- **What you should do**
All of the material below is to be repeated exactly.

── Raw records ──

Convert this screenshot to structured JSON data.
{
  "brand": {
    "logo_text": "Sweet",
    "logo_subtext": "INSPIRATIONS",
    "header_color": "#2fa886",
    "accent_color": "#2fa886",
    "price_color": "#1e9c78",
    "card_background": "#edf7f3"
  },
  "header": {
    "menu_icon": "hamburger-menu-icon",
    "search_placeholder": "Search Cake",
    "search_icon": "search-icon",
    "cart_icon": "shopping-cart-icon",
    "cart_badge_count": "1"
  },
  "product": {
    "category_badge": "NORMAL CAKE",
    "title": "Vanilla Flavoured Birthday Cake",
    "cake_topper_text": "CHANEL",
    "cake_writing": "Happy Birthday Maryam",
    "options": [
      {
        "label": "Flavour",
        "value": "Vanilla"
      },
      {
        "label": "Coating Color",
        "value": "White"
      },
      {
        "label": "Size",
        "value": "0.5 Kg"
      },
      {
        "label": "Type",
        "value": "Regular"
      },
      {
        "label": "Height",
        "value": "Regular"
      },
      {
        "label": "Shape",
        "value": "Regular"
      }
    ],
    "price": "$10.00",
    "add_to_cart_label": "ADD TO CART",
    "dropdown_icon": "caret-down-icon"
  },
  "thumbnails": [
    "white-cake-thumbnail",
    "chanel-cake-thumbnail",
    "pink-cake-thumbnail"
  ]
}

───

- **Solution below**
Convert this screenshot to structured JSON data.
{
  "brand": {
    "logo_text": "Sweet",
    "logo_subtext": "INSPIRATIONS",
    "header_color": "#2fa886",
    "accent_color": "#2fa886",
    "price_color": "#1e9c78",
    "card_background": "#edf7f3"
  },
  "header": {
    "menu_icon": "hamburger-menu-icon",
    "search_placeholder": "Search Cake",
    "search_icon": "search-icon",
    "cart_icon": "shopping-cart-icon",
    "cart_badge_count": "1"
  },
  "product": {
    "category_badge": "NORMAL CAKE",
    "title": "Vanilla Flavoured Birthday Cake",
    "cake_topper_text": "CHANEL",
    "cake_writing": "Happy Birthday Maryam",
    "options": [
      {
        "label": "Flavour",
        "value": "Vanilla"
      },
      {
        "label": "Coating Color",
        "value": "White"
      },
      {
        "label": "Size",
        "value": "0.5 Kg"
      },
      {
        "label": "Type",
        "value": "Regular"
      },
      {
        "label": "Height",
        "value": "Regular"
      },
      {
        "label": "Shape",
        "value": "Regular"
      }
    ],
    "price": "$10.00",
    "add_to_cart_label": "ADD TO CART",
    "dropdown_icon": "caret-down-icon"
  },
  "thumbnails": [
    "white-cake-thumbnail",
    "chanel-cake-thumbnail",
    "pink-cake-thumbnail"
  ]
}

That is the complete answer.